(Beginning of Listed entries)

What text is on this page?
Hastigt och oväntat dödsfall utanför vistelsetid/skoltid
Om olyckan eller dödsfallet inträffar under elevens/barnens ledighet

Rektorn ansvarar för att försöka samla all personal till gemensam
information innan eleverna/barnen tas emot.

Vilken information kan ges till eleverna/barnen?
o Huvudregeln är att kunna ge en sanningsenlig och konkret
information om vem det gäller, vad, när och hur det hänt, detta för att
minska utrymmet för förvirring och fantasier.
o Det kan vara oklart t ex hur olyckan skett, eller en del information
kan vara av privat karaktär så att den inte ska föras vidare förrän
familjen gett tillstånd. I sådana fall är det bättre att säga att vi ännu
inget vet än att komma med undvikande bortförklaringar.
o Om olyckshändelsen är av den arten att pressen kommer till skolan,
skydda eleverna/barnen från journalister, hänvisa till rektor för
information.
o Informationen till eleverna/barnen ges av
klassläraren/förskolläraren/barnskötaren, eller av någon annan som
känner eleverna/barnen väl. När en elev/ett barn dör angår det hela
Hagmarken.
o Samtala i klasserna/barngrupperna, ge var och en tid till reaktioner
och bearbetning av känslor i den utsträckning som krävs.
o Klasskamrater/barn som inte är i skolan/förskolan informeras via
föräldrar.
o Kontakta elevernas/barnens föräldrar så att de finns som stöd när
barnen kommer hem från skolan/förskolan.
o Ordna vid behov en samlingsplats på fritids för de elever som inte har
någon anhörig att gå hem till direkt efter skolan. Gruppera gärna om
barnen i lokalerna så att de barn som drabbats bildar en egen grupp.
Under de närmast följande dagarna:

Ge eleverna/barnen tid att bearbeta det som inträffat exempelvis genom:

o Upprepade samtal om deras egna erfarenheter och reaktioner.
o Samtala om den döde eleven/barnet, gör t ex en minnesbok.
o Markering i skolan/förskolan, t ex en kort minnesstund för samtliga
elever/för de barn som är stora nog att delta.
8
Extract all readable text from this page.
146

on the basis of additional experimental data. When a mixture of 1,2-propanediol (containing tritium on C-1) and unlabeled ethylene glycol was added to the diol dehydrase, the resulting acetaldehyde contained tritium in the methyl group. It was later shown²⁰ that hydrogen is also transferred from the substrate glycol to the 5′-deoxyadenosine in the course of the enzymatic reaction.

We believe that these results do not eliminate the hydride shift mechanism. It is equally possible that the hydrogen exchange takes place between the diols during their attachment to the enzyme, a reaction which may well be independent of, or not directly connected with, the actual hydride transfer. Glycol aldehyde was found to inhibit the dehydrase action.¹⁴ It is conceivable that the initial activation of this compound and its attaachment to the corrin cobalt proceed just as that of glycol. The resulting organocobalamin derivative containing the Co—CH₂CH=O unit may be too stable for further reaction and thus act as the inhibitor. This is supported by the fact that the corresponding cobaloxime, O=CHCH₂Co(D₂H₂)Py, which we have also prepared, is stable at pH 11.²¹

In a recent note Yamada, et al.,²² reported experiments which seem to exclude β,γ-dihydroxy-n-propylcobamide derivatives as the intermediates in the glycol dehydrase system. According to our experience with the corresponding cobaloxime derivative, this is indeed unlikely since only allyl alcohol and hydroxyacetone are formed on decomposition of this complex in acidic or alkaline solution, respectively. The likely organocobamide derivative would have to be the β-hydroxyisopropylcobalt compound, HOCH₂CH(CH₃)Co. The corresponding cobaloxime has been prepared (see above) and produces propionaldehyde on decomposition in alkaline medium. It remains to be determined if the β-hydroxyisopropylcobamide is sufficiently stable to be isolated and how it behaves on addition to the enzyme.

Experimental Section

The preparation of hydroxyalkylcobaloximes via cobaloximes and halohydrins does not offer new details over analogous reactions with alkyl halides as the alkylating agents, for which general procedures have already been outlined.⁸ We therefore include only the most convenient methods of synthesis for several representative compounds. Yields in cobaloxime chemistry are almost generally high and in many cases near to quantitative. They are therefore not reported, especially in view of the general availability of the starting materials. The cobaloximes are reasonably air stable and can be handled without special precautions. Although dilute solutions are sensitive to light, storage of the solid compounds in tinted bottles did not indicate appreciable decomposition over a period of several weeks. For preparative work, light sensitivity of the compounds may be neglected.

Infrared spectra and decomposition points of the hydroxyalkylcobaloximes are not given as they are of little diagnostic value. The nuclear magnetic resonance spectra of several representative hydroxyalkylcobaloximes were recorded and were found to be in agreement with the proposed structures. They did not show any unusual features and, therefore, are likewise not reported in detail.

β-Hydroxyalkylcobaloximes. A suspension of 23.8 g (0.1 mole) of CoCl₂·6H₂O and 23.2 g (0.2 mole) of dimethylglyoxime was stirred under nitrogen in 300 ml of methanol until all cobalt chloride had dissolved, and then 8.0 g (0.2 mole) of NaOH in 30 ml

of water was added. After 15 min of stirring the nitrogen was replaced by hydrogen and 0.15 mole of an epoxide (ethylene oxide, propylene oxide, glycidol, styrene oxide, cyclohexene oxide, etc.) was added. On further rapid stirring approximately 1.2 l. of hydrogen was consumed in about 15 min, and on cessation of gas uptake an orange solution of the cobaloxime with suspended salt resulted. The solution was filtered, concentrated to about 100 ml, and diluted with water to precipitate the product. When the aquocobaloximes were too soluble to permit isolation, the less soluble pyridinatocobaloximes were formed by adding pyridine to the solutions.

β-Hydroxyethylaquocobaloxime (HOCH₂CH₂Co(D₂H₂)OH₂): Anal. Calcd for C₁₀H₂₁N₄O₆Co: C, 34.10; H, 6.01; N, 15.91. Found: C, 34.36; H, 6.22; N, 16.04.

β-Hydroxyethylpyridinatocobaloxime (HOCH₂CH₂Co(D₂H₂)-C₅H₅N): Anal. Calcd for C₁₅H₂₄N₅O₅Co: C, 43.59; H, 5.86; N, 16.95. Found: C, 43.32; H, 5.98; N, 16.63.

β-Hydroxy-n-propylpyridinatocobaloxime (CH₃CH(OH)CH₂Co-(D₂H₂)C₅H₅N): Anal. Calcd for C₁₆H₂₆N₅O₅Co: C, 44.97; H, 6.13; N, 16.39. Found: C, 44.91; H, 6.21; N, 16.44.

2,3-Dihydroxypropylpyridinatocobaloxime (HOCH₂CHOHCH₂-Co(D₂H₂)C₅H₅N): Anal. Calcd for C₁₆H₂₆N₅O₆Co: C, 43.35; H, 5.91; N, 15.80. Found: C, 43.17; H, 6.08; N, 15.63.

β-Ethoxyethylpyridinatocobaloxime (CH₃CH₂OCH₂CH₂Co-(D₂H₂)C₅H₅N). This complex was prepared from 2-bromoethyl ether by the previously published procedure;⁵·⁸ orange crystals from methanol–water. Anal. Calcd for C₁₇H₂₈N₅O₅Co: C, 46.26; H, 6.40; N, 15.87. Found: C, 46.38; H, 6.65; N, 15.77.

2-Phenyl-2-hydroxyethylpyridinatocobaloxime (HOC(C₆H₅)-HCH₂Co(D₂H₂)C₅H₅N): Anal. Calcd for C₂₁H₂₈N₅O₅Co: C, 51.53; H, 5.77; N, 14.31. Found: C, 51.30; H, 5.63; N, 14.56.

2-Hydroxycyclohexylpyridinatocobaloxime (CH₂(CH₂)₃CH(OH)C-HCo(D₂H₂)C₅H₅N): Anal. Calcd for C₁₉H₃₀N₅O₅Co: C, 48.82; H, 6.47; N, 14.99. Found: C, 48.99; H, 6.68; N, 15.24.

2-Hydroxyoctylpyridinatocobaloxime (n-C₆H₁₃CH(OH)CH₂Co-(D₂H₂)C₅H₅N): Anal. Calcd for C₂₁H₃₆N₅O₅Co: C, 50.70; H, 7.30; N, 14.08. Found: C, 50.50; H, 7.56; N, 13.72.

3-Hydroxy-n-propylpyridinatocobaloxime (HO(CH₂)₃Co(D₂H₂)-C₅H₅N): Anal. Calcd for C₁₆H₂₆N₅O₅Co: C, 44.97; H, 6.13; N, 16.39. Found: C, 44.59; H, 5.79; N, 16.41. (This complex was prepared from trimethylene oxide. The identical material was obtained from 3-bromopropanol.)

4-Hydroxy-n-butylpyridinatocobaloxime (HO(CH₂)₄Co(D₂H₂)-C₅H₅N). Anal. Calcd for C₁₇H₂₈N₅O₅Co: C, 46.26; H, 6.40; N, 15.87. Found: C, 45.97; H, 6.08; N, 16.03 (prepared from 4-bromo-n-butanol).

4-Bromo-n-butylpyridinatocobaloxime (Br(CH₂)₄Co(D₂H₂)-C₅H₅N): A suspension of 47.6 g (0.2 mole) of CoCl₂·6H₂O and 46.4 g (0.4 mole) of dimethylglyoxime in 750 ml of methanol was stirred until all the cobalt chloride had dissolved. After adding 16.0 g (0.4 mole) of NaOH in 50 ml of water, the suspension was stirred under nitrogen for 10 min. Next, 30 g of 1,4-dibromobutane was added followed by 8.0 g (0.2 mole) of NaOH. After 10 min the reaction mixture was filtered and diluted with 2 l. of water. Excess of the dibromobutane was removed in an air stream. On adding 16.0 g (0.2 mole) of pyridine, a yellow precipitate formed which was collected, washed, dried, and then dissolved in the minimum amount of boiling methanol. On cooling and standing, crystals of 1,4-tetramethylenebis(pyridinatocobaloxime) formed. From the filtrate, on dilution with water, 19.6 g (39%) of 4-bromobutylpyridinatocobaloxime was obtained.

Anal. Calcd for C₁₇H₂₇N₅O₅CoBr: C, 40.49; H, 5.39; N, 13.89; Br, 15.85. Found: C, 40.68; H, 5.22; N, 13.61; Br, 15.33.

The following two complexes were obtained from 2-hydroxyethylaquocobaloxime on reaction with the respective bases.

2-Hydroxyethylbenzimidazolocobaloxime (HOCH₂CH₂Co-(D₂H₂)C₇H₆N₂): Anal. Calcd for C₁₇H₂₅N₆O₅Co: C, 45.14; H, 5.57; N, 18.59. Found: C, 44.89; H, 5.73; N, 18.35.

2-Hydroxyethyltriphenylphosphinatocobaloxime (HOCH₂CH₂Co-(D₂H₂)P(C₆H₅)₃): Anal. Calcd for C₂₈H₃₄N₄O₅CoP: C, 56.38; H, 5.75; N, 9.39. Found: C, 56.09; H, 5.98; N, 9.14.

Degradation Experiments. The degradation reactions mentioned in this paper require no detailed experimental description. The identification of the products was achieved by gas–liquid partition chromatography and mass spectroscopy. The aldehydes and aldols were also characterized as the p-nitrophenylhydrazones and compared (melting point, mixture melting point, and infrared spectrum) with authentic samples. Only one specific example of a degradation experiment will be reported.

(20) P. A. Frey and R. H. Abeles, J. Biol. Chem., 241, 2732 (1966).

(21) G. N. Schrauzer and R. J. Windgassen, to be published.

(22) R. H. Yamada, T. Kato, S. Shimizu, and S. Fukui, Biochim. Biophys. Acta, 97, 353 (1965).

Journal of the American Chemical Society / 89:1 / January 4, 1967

(End of Listed entries)

Lines in the data that include the word "någon" should all be copied.

klassläraren/förskolläraren/barnskötaren, eller av någon annan som
någon anhörig att gå hem till direkt efter skolan. Gruppera gärna om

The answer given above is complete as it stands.